▽

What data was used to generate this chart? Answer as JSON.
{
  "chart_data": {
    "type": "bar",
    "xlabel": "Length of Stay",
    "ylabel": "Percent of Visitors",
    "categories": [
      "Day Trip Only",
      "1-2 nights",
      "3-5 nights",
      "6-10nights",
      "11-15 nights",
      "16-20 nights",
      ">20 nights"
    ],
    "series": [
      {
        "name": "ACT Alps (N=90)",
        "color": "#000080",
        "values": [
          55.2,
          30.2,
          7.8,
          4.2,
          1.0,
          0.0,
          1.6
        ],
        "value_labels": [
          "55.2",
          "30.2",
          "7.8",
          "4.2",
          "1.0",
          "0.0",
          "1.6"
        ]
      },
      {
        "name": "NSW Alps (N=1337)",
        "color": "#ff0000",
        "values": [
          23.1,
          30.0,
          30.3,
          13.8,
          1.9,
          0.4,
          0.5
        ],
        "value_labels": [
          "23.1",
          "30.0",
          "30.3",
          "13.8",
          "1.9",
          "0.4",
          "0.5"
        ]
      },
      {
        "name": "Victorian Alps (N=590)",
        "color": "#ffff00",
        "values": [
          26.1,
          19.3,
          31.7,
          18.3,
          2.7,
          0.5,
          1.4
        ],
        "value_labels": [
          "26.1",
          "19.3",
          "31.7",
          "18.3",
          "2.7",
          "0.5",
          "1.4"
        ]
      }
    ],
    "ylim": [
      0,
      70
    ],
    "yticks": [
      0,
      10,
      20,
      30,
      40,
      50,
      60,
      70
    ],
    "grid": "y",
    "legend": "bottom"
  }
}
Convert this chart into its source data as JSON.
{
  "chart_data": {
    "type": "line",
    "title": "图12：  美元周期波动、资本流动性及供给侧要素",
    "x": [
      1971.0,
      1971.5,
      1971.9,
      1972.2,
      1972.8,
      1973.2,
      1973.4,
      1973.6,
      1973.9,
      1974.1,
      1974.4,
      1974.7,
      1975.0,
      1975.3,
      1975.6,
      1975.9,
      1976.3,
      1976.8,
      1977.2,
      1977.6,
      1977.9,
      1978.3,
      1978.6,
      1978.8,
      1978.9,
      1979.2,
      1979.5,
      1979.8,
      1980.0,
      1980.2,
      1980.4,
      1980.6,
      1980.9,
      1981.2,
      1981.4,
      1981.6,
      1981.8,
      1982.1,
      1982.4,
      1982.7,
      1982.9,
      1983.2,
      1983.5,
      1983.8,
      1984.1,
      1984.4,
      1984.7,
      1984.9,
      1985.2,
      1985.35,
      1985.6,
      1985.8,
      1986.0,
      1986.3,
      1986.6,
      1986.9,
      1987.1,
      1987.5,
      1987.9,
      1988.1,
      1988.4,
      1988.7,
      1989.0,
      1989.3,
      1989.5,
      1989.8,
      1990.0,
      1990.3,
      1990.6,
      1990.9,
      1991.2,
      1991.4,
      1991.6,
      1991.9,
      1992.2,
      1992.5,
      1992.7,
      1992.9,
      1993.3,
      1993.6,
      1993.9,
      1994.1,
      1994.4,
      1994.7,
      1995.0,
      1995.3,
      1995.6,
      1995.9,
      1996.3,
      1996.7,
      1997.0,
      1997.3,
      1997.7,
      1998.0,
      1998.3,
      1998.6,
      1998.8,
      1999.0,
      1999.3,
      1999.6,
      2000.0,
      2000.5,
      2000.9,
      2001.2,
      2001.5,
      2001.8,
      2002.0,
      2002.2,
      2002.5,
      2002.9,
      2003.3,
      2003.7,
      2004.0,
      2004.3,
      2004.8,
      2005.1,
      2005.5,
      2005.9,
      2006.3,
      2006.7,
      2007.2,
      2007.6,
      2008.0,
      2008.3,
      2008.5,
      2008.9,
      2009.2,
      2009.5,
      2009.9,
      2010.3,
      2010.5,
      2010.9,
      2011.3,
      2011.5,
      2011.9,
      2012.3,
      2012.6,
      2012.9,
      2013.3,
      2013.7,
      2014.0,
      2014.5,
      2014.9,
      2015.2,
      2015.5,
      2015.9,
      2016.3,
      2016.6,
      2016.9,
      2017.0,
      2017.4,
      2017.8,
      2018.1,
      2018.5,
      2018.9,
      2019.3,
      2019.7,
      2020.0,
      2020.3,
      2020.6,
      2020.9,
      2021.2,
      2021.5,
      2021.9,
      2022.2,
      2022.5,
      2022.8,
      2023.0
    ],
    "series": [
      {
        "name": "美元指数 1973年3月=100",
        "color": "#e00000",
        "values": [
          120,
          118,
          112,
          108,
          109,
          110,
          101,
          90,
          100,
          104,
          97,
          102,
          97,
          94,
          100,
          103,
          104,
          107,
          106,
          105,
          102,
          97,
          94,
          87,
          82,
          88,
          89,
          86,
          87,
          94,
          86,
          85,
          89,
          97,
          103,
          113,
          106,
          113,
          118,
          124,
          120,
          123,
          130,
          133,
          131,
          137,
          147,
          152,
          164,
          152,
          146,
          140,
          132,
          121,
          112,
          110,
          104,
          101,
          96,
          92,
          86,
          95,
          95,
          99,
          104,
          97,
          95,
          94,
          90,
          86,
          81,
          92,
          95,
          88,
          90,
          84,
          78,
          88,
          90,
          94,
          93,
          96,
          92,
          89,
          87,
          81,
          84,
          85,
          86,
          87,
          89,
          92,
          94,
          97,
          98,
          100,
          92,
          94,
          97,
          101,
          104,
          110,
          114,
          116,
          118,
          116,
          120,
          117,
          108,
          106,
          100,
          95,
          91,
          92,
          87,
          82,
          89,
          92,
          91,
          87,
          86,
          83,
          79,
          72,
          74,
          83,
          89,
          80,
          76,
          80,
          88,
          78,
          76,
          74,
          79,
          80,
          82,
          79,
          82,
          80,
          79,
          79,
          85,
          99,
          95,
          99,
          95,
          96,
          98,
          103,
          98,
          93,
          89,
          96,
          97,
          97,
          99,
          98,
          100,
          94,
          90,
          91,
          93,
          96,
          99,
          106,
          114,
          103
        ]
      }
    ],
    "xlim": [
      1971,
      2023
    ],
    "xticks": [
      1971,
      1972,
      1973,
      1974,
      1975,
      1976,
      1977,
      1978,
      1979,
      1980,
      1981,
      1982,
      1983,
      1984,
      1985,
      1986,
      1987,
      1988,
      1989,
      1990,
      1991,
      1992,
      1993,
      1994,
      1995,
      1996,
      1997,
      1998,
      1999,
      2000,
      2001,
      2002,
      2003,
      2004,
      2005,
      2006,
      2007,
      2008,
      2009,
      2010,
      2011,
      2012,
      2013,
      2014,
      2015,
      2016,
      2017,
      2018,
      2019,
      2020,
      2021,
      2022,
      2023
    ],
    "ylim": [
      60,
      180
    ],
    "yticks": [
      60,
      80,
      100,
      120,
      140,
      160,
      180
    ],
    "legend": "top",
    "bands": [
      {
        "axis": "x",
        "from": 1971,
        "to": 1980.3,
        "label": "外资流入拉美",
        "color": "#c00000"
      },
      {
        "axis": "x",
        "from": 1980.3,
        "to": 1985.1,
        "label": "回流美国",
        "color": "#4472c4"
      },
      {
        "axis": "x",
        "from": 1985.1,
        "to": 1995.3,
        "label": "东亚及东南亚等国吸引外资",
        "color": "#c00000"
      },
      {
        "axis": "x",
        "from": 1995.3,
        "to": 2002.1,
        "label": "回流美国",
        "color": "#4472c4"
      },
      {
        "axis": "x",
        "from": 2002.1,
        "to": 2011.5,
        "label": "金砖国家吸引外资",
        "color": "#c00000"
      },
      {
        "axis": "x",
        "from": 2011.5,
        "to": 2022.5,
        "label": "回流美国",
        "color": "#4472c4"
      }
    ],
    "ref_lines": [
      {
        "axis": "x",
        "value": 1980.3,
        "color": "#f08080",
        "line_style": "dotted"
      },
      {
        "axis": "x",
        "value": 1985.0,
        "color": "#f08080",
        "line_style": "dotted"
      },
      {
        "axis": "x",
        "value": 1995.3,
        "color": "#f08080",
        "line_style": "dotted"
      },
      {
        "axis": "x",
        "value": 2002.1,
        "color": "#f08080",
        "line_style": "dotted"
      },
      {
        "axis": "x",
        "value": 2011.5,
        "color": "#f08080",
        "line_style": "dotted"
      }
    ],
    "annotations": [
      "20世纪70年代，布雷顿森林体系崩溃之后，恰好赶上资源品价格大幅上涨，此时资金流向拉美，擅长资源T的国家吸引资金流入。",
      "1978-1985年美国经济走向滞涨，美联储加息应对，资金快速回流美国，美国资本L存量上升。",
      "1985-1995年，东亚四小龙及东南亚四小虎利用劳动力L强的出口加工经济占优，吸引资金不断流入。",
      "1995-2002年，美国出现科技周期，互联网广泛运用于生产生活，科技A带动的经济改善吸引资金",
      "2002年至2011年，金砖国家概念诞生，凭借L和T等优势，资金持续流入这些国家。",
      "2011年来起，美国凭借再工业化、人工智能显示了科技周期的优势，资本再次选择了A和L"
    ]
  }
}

△

> **STATED PROBLEM**:
In the entries above, count every line containing the word "from". Write only the total.

> **RESULT FOR THIS EXERCISE**:
6